- [Task]: Every entry below must appear again, exactly as written.

----

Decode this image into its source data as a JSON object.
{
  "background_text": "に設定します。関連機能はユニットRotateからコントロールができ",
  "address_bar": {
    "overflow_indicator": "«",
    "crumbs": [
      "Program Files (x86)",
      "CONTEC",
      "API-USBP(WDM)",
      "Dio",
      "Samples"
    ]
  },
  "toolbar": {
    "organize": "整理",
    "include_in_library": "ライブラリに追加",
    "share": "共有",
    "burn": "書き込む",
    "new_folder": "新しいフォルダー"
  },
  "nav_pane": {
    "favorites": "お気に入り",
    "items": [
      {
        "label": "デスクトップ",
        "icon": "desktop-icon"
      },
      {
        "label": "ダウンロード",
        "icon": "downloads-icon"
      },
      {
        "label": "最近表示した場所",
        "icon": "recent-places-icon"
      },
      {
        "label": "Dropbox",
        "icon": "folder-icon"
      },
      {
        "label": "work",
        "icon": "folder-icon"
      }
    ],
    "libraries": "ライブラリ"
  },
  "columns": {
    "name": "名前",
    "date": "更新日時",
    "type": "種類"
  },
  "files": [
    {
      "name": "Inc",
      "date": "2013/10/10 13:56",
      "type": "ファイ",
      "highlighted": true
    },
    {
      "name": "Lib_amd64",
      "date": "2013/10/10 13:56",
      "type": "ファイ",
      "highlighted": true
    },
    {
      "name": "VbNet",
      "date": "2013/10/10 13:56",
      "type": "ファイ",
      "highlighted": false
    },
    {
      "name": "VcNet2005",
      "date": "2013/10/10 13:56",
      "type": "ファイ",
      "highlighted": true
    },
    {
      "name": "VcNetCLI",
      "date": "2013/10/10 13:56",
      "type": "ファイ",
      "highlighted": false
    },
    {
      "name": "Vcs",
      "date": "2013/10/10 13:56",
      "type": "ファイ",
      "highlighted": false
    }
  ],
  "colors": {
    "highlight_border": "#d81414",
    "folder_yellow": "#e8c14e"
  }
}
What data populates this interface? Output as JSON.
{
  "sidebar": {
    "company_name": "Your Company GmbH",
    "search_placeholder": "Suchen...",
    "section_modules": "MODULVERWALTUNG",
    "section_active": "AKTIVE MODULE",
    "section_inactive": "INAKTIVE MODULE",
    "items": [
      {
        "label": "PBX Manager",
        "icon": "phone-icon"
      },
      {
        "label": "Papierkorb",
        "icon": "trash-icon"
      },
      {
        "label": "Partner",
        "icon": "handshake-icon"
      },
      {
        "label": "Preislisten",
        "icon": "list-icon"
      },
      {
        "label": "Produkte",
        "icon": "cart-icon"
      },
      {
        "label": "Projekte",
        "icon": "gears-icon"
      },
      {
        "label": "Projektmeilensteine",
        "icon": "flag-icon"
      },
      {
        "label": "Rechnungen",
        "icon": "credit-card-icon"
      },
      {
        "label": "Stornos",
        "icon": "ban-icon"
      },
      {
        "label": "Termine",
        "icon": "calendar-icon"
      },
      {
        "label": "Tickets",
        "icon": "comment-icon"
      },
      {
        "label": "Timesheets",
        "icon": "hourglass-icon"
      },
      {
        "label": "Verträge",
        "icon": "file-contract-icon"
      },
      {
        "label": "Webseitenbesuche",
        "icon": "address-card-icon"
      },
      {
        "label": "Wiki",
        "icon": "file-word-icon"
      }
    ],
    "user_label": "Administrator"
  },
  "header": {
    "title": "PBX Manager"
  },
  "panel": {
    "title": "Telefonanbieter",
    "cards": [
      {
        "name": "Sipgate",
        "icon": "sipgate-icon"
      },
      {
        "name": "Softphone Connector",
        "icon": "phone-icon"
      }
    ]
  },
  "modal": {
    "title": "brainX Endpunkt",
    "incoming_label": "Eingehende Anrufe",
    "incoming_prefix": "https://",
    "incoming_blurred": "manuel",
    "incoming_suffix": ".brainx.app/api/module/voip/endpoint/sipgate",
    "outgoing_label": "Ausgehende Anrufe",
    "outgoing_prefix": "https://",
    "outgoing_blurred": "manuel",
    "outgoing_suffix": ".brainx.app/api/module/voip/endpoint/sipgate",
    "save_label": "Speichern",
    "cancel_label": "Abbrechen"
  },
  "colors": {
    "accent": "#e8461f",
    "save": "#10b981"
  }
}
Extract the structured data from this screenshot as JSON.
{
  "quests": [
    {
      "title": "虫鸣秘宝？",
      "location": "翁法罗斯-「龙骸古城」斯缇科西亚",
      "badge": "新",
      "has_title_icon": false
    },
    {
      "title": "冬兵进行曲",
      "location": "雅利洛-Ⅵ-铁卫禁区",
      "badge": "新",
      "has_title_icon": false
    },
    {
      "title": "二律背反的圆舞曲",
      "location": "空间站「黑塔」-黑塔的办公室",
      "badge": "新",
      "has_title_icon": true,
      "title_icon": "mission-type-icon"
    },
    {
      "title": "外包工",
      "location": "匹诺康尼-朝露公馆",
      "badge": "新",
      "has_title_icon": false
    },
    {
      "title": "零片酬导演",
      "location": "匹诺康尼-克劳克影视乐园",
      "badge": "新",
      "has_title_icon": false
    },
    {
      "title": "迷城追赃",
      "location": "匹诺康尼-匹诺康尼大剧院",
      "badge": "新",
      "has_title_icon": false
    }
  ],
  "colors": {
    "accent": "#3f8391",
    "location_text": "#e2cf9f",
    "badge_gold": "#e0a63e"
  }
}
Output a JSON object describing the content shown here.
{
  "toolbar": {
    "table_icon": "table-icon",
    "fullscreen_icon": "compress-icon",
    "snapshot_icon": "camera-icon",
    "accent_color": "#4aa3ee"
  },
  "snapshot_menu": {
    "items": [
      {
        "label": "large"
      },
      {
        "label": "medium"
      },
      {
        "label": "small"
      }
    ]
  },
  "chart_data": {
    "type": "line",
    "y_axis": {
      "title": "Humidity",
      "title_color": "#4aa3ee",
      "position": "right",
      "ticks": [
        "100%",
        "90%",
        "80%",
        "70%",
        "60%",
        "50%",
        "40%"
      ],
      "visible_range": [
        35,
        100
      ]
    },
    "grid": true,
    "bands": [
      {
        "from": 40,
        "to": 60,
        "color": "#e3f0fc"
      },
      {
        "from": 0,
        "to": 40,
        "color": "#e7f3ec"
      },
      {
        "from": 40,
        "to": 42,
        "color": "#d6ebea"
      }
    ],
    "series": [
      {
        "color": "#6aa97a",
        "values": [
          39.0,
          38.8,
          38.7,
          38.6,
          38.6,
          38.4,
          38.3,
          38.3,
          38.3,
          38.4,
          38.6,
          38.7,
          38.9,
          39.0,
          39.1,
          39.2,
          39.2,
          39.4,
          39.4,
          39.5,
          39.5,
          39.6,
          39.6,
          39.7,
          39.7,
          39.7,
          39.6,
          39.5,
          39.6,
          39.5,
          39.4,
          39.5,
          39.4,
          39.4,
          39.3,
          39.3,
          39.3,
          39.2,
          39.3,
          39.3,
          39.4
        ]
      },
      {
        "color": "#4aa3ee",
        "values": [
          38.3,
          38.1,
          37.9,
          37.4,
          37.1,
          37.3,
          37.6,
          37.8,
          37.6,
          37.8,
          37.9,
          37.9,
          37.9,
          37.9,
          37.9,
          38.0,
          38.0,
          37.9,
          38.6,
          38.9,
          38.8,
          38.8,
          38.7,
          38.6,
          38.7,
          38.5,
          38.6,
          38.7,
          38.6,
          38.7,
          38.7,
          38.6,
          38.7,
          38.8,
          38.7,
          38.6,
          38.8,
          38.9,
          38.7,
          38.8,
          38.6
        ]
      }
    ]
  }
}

----

- [Reply to the exercise]:
Decode this image into its source data as a JSON object.
{
  "background_text": "に設定します。関連機能はユニットRotateからコントロールができ",
  "address_bar": {
    "overflow_indicator": "«",
    "crumbs": [
      "Program Files (x86)",
      "CONTEC",
      "API-USBP(WDM)",
      "Dio",
      "Samples"
    ]
  },
  "toolbar": {
    "organize": "整理",
    "include_in_library": "ライブラリに追加",
    "share": "共有",
    "burn": "書き込む",
    "new_folder": "新しいフォルダー"
  },
  "nav_pane": {
    "favorites": "お気に入り",
    "items": [
      {
        "label": "デスクトップ",
        "icon": "desktop-icon"
      },
      {
        "label": "ダウンロード",
        "icon": "downloads-icon"
      },
      {
        "label": "最近表示した場所",
        "icon": "recent-places-icon"
      },
      {
        "label": "Dropbox",
        "icon": "folder-icon"
      },
      {
        "label": "work",
        "icon": "folder-icon"
      }
    ],
    "libraries": "ライブラリ"
  },
  "columns": {
    "name": "名前",
    "date": "更新日時",
    "type": "種類"
  },
  "files": [
    {
      "name": "Inc",
      "date": "2013/10/10 13:56",
      "type": "ファイ",
      "highlighted": true
    },
    {
      "name": "Lib_amd64",
      "date": "2013/10/10 13:56",
      "type": "ファイ",
      "highlighted": true
    },
    {
      "name": "VbNet",
      "date": "2013/10/10 13:56",
      "type": "ファイ",
      "highlighted": false
    },
    {
      "name": "VcNet2005",
      "date": "2013/10/10 13:56",
      "type": "ファイ",
      "highlighted": true
    },
    {
      "name": "VcNetCLI",
      "date": "2013/10/10 13:56",
      "type": "ファイ",
      "highlighted": false
    },
    {
      "name": "Vcs",
      "date": "2013/10/10 13:56",
      "type": "ファイ",
      "highlighted": false
    }
  ],
  "colors": {
    "highlight_border": "#d81414",
    "folder_yellow": "#e8c14e"
  }
}
What data populates this interface? Output as JSON.
{
  "sidebar": {
    "company_name": "Your Company GmbH",
    "search_placeholder": "Suchen...",
    "section_modules": "MODULVERWALTUNG",
    "section_active": "AKTIVE MODULE",
    "section_inactive": "INAKTIVE MODULE",
    "items": [
      {
        "label": "PBX Manager",
        "icon": "phone-icon"
      },
      {
        "label": "Papierkorb",
        "icon": "trash-icon"
      },
      {
        "label": "Partner",
        "icon": "handshake-icon"
      },
      {
        "label": "Preislisten",
        "icon": "list-icon"
      },
      {
        "label": "Produkte",
        "icon": "cart-icon"
      },
      {
        "label": "Projekte",
        "icon": "gears-icon"
      },
      {
        "label": "Projektmeilensteine",
        "icon": "flag-icon"
      },
      {
        "label": "Rechnungen",
        "icon": "credit-card-icon"
      },
      {
        "label": "Stornos",
        "icon": "ban-icon"
      },
      {
        "label": "Termine",
        "icon": "calendar-icon"
      },
      {
        "label": "Tickets",
        "icon": "comment-icon"
      },
      {
        "label": "Timesheets",
        "icon": "hourglass-icon"
      },
      {
        "label": "Verträge",
        "icon": "file-contract-icon"
      },
      {
        "label": "Webseitenbesuche",
        "icon": "address-card-icon"
      },
      {
        "label": "Wiki",
        "icon": "file-word-icon"
      }
    ],
    "user_label": "Administrator"
  },
  "header": {
    "title": "PBX Manager"
  },
  "panel": {
    "title": "Telefonanbieter",
    "cards": [
      {
        "name": "Sipgate",
        "icon": "sipgate-icon"
      },
      {
        "name": "Softphone Connector",
        "icon": "phone-icon"
      }
    ]
  },
  "modal": {
    "title": "brainX Endpunkt",
    "incoming_label": "Eingehende Anrufe",
    "incoming_prefix": "https://",
    "incoming_blurred": "manuel",
    "incoming_suffix": ".brainx.app/api/module/voip/endpoint/sipgate",
    "outgoing_label": "Ausgehende Anrufe",
    "outgoing_prefix": "https://",
    "outgoing_blurred": "manuel",
    "outgoing_suffix": ".brainx.app/api/module/voip/endpoint/sipgate",
    "save_label": "Speichern",
    "cancel_label": "Abbrechen"
  },
  "colors": {
    "accent": "#e8461f",
    "save": "#10b981"
  }
}
Extract the structured data from this screenshot as JSON.
{
  "quests": [
    {
      "title": "虫鸣秘宝？",
      "location": "翁法罗斯-「龙骸古城」斯缇科西亚",
      "badge": "新",
      "has_title_icon": false
    },
    {
      "title": "冬兵进行曲",
      "location": "雅利洛-Ⅵ-铁卫禁区",
      "badge": "新",
      "has_title_icon": false
    },
    {
      "title": "二律背反的圆舞曲",
      "location": "空间站「黑塔」-黑塔的办公室",
      "badge": "新",
      "has_title_icon": true,
      "title_icon": "mission-type-icon"
    },
    {
      "title": "外包工",
      "location": "匹诺康尼-朝露公馆",
      "badge": "新",
      "has_title_icon": false
    },
    {
      "title": "零片酬导演",
      "location": "匹诺康尼-克劳克影视乐园",
      "badge": "新",
      "has_title_icon": false
    },
    {
      "title": "迷城追赃",
      "location": "匹诺康尼-匹诺康尼大剧院",
      "badge": "新",
      "has_title_icon": false
    }
  ],
  "colors": {
    "accent": "#3f8391",
    "location_text": "#e2cf9f",
    "badge_gold": "#e0a63e"
  }
}
Output a JSON object describing the content shown here.
{
  "toolbar": {
    "table_icon": "table-icon",
    "fullscreen_icon": "compress-icon",
    "snapshot_icon": "camera-icon",
    "accent_color": "#4aa3ee"
  },
  "snapshot_menu": {
    "items": [
      {
        "label": "large"
      },
      {
        "label": "medium"
      },
      {
        "label": "small"
      }
    ]
  },
  "chart_data": {
    "type": "line",
    "y_axis": {
      "title": "Humidity",
      "title_color": "#4aa3ee",
      "position": "right",
      "ticks": [
        "100%",
        "90%",
        "80%",
        "70%",
        "60%",
        "50%",
        "40%"
      ],
      "visible_range": [
        35,
        100
      ]
    },
    "grid": true,
    "bands": [
      {
        "from": 40,
        "to": 60,
        "color": "#e3f0fc"
      },
      {
        "from": 0,
        "to": 40,
        "color": "#e7f3ec"
      },
      {
        "from": 40,
        "to": 42,
        "color": "#d6ebea"
      }
    ],
    "series": [
      {
        "color": "#6aa97a",
        "values": [
          39.0,
          38.8,
          38.7,
          38.6,
          38.6,
          38.4,
          38.3,
          38.3,
          38.3,
          38.4,
          38.6,
          38.7,
          38.9,
          39.0,
          39.1,
          39.2,
          39.2,
          39.4,
          39.4,
          39.5,
          39.5,
          39.6,
          39.6,
          39.7,
          39.7,
          39.7,
          39.6,
          39.5,
          39.6,
          39.5,
          39.4,
          39.5,
          39.4,
          39.4,
          39.3,
          39.3,
          39.3,
          39.2,
          39.3,
          39.3,
          39.4
        ]
      },
      {
        "color": "#4aa3ee",
        "values": [
          38.3,
          38.1,
          37.9,
          37.4,
          37.1,
          37.3,
          37.6,
          37.8,
          37.6,
          37.8,
          37.9,
          37.9,
          37.9,
          37.9,
          37.9,
          38.0,
          38.0,
          37.9,
          38.6,
          38.9,
          38.8,
          38.8,
          38.7,
          38.6,
          38.7,
          38.5,
          38.6,
          38.7,
          38.6,
          38.7,
          38.7,
          38.6,
          38.7,
          38.8,
          38.7,
          38.6,
          38.8,
          38.9,
          38.7,
          38.8,
          38.6
        ]
      }
    ]
  }
}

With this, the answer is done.